**EXERCISE TASK**. Filter the records below and copy every line containing the word "hunger".

**RECORDS FOR THIS EXERCISE**.
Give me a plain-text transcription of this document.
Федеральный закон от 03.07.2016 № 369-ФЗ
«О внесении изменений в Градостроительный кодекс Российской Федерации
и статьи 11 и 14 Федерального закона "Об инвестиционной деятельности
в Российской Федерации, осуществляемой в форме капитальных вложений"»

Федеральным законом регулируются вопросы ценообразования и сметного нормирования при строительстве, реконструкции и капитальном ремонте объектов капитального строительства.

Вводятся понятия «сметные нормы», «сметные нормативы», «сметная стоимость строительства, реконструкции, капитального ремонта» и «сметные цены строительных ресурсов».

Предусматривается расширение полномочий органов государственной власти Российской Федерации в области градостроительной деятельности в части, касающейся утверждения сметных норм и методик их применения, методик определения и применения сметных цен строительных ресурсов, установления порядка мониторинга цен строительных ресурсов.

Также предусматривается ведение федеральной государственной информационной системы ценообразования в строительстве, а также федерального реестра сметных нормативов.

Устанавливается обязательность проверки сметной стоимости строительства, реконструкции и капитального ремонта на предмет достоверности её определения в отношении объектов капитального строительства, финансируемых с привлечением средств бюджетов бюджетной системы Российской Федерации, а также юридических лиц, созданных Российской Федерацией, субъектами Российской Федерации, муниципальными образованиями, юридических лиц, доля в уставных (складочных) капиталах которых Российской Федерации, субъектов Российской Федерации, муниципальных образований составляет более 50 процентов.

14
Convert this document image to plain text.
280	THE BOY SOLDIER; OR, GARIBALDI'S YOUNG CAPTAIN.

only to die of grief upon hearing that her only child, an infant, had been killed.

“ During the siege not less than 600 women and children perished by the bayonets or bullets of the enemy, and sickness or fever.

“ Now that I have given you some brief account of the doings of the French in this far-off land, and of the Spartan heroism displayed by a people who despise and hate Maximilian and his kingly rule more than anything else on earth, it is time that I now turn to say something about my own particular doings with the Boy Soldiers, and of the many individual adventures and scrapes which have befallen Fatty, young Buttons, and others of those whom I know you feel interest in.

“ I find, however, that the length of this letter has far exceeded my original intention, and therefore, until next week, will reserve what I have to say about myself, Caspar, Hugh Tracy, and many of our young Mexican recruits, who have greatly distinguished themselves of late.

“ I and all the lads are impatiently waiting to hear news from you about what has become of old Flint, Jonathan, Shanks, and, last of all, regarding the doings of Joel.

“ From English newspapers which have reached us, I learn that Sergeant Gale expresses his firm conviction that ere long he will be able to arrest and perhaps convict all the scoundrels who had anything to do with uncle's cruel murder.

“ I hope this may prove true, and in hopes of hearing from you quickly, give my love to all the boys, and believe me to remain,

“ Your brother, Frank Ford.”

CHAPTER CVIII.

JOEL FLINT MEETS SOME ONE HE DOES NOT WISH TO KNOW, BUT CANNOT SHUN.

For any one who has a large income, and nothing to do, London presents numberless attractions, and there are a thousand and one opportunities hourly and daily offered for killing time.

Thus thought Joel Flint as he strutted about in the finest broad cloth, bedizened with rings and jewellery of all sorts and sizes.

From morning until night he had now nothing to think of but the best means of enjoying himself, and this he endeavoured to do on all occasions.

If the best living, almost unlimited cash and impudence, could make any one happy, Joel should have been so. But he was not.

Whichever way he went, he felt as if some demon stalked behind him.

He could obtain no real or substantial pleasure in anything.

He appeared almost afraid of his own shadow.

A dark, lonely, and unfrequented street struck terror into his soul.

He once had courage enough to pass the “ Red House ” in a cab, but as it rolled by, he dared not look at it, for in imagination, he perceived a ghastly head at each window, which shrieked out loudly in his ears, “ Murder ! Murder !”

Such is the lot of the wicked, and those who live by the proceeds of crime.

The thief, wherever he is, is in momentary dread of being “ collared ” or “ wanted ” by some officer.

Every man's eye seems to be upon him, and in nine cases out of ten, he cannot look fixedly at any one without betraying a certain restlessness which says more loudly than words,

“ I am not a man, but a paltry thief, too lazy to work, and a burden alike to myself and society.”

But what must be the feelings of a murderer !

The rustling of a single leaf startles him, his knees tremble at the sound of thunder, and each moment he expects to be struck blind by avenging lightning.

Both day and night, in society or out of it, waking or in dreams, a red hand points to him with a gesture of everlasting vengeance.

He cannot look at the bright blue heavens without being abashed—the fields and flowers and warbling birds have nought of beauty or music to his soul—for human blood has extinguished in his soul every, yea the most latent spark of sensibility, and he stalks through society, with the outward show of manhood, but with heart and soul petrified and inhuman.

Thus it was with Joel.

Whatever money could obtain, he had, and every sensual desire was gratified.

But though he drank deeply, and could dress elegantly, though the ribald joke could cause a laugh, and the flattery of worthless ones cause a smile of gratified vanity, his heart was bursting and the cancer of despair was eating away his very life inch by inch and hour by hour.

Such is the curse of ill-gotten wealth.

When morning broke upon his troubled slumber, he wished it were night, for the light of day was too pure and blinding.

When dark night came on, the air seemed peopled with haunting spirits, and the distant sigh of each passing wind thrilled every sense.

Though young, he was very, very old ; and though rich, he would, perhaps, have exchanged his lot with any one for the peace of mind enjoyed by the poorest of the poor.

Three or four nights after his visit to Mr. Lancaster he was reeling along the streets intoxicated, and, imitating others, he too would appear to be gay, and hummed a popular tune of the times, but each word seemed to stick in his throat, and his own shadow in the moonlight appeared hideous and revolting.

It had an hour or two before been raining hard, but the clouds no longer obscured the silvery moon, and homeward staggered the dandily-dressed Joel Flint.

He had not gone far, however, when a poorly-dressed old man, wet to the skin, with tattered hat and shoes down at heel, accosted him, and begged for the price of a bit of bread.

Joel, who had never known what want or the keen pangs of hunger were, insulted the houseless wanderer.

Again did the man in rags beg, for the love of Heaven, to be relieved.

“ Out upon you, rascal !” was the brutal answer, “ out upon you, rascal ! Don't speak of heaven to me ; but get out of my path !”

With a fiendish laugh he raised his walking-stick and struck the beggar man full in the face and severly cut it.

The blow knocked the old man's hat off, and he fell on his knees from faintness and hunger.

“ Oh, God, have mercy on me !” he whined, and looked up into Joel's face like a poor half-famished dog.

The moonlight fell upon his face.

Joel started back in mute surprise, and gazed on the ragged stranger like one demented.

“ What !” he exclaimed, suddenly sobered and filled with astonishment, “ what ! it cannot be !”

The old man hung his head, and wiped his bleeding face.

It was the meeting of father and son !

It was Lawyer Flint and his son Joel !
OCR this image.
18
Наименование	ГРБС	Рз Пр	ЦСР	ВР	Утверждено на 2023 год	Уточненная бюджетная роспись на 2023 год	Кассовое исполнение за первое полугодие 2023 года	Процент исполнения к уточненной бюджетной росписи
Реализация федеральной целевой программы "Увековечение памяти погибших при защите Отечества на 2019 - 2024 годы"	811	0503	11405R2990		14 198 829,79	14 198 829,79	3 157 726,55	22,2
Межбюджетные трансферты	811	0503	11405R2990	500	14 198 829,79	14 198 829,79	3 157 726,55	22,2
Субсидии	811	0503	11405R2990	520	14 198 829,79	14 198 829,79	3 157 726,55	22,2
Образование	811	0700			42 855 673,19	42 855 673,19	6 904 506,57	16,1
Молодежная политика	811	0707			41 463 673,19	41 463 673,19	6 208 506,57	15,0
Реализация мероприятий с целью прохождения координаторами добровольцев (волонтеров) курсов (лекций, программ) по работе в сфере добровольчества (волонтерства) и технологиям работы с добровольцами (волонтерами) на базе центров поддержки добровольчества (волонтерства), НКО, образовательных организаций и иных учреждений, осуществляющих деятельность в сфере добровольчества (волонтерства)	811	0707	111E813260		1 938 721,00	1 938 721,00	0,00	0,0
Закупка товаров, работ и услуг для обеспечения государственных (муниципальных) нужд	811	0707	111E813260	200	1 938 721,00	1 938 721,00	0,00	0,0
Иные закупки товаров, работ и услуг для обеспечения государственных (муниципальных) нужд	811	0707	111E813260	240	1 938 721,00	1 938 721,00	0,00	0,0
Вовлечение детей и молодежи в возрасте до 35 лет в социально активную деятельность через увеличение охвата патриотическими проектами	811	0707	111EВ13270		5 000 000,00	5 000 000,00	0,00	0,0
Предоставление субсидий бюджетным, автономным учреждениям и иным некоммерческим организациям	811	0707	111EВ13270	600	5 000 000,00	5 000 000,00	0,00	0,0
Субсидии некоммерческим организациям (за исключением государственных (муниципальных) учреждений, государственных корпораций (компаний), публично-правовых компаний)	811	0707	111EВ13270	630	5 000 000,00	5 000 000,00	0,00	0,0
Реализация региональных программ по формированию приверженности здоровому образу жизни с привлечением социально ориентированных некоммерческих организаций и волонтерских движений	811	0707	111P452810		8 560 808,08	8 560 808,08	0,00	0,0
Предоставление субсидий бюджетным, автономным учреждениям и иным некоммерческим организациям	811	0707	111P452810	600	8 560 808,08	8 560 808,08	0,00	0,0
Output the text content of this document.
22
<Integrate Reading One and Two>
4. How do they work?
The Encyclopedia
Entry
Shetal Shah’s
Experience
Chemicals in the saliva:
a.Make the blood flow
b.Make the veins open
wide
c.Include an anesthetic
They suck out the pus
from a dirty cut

**RESPONSE FOR THIS EXERCISE**.
Joel, who had never known what want or the keen pangs of hunger were, insulted the houseless wanderer.
The blow knocked the old man's hat off, and he fell on his knees from faintness and hunger.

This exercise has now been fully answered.